Exercise input »
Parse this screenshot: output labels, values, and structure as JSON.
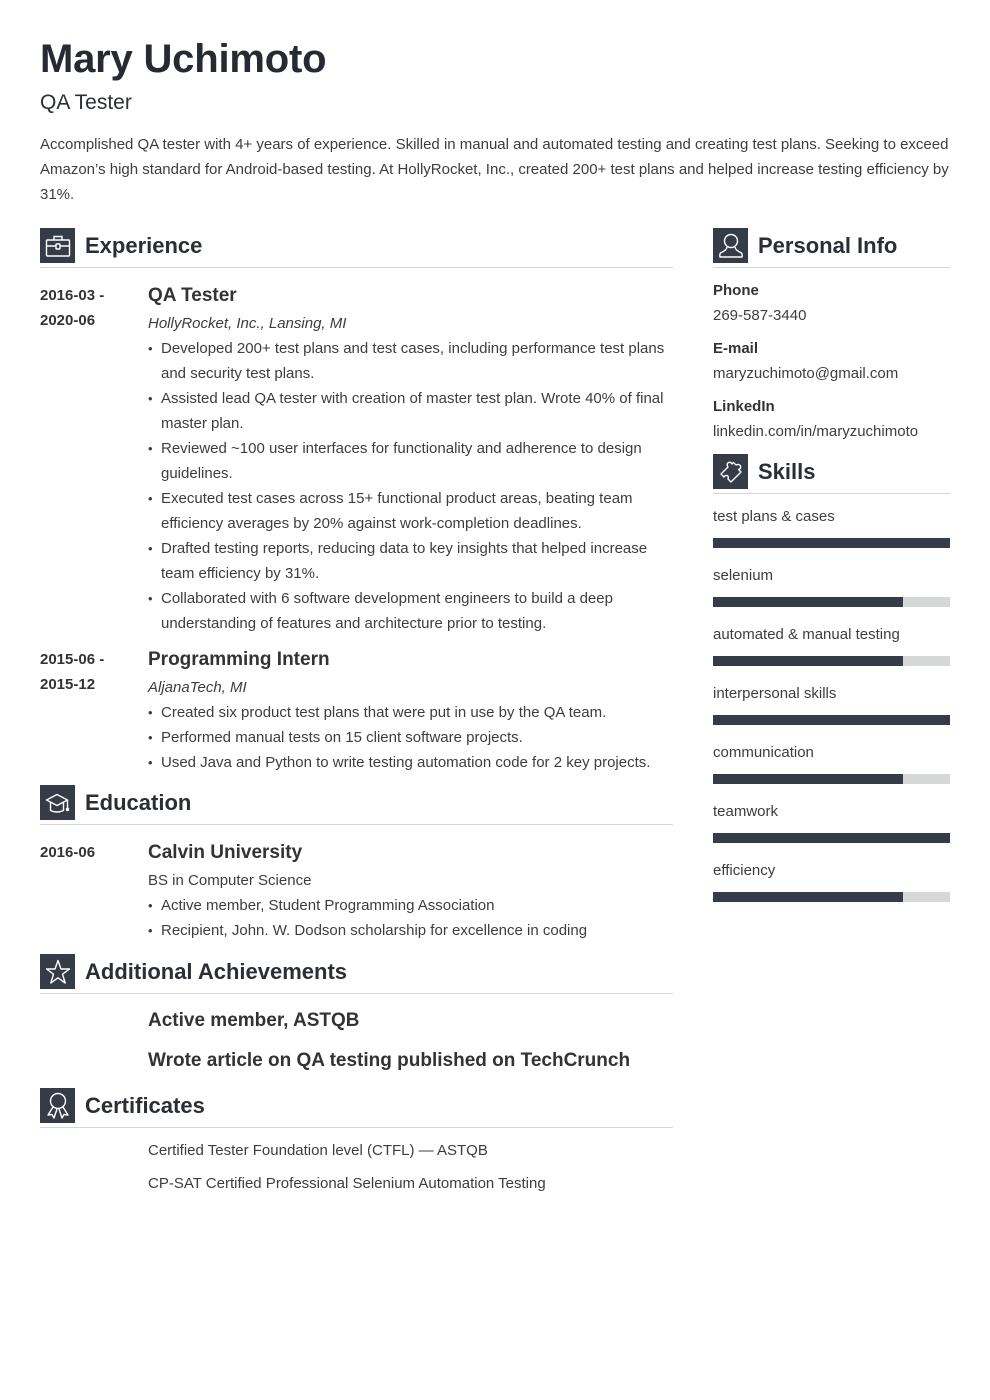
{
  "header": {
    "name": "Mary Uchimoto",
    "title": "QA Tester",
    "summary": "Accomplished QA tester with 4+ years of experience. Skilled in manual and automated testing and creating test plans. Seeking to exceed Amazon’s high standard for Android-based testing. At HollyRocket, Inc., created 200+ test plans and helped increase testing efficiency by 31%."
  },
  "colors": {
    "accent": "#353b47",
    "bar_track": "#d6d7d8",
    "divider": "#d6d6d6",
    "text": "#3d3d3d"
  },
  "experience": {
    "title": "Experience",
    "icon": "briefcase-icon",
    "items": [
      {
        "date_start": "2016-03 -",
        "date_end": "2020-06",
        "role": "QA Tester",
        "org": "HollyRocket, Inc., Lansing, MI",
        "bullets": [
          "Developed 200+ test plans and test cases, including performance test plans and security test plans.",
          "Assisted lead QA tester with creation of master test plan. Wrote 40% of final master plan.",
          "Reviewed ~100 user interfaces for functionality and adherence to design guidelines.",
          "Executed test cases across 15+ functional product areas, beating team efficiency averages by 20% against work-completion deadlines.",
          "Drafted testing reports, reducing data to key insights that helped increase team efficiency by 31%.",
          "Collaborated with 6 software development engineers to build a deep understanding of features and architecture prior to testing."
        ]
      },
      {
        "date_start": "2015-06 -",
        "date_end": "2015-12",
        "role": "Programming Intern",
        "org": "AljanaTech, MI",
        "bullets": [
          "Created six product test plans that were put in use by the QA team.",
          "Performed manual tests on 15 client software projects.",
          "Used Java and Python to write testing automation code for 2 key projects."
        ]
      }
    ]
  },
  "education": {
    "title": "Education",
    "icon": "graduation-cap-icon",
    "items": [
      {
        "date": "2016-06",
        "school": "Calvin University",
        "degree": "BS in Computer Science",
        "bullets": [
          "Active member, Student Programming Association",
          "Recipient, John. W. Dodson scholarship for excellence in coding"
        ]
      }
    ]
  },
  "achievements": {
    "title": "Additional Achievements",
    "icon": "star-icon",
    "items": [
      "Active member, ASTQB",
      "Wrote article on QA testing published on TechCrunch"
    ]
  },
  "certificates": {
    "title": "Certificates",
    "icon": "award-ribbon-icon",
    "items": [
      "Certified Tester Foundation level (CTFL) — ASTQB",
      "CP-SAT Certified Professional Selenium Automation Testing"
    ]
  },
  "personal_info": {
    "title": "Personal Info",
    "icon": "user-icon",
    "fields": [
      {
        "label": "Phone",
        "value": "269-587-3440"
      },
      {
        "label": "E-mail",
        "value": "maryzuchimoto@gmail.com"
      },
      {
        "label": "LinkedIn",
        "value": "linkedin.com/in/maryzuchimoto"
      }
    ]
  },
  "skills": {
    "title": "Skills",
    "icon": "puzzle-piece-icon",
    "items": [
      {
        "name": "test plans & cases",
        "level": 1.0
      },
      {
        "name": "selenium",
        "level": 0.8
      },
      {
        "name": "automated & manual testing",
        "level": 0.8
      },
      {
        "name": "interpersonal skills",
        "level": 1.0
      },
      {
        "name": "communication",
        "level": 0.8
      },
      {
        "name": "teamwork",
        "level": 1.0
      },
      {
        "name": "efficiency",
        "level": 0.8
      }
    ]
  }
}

...

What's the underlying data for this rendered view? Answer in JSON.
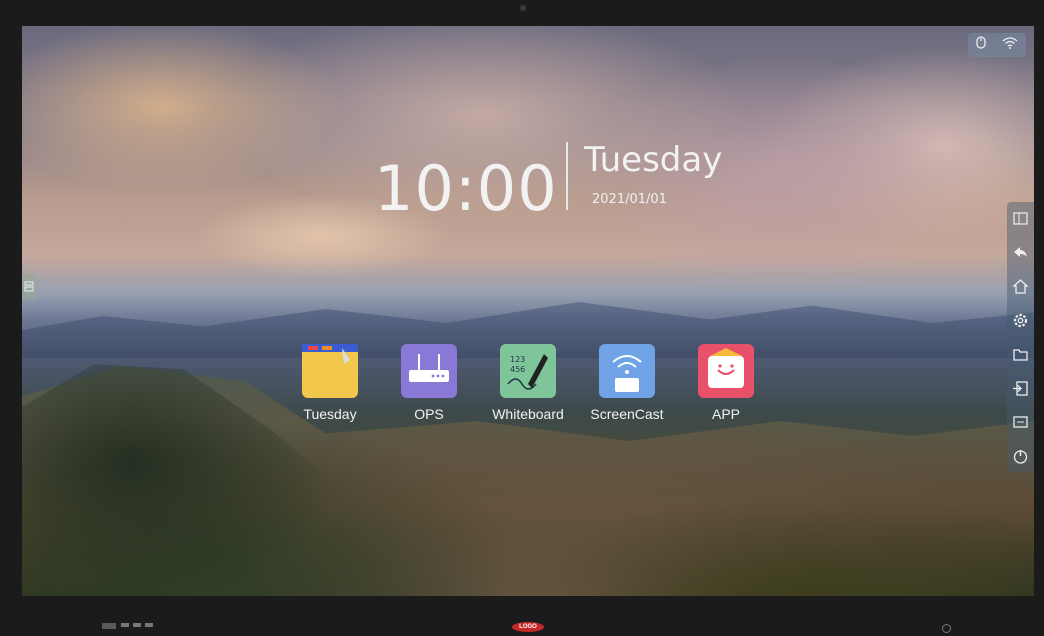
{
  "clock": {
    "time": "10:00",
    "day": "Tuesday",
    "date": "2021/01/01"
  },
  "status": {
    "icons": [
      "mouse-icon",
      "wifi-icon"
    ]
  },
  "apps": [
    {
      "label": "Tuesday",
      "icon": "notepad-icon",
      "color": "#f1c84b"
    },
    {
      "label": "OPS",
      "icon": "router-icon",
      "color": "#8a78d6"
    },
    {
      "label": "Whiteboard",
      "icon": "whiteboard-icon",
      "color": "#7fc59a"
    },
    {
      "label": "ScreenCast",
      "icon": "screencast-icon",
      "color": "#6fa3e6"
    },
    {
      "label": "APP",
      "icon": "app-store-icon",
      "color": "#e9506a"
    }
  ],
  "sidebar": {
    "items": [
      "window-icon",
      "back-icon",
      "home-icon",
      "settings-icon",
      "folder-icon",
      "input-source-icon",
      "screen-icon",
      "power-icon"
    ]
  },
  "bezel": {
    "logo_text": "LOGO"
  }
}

---

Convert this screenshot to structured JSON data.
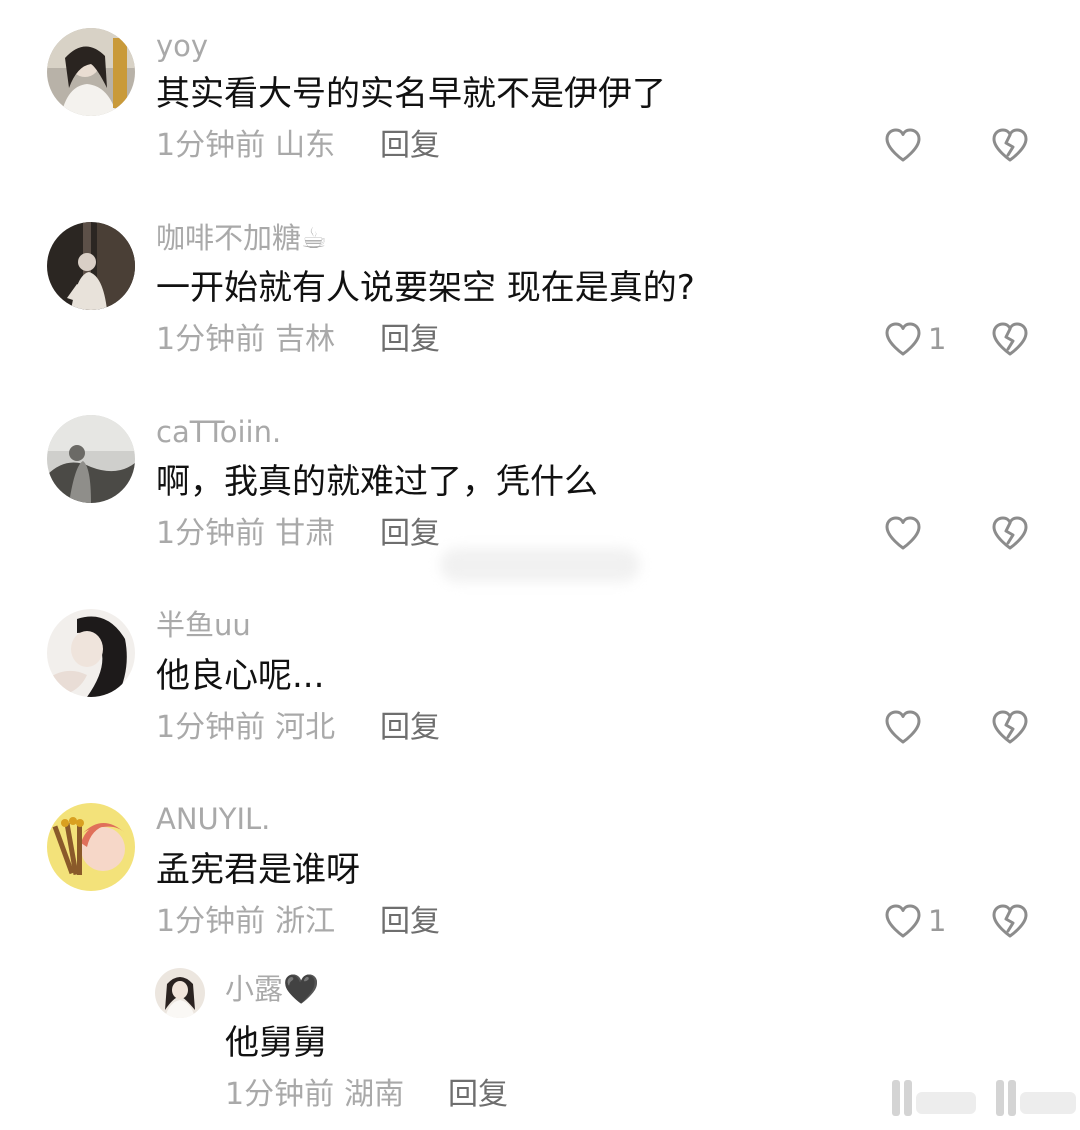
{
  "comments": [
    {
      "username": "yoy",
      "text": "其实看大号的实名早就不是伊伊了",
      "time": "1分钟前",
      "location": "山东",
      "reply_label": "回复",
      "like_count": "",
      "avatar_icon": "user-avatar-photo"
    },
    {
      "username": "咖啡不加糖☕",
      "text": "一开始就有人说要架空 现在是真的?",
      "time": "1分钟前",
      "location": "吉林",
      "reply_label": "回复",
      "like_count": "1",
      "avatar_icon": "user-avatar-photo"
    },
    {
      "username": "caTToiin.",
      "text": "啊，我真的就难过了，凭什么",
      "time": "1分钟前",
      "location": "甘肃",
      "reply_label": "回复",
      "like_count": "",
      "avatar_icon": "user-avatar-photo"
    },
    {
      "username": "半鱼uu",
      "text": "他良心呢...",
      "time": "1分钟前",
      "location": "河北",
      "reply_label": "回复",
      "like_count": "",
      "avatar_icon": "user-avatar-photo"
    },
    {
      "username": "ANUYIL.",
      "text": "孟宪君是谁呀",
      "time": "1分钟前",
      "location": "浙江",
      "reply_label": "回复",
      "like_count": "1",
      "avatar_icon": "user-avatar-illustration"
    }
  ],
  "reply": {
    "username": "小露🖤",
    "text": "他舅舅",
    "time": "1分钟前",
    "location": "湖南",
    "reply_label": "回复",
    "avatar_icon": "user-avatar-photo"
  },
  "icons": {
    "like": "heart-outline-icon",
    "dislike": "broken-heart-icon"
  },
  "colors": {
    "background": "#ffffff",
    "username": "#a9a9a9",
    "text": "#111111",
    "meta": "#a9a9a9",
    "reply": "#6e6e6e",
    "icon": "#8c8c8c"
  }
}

Exercise instructions » Reply with nothing but the number of lines in the data above that contain "plans".

Response for this exercise » 4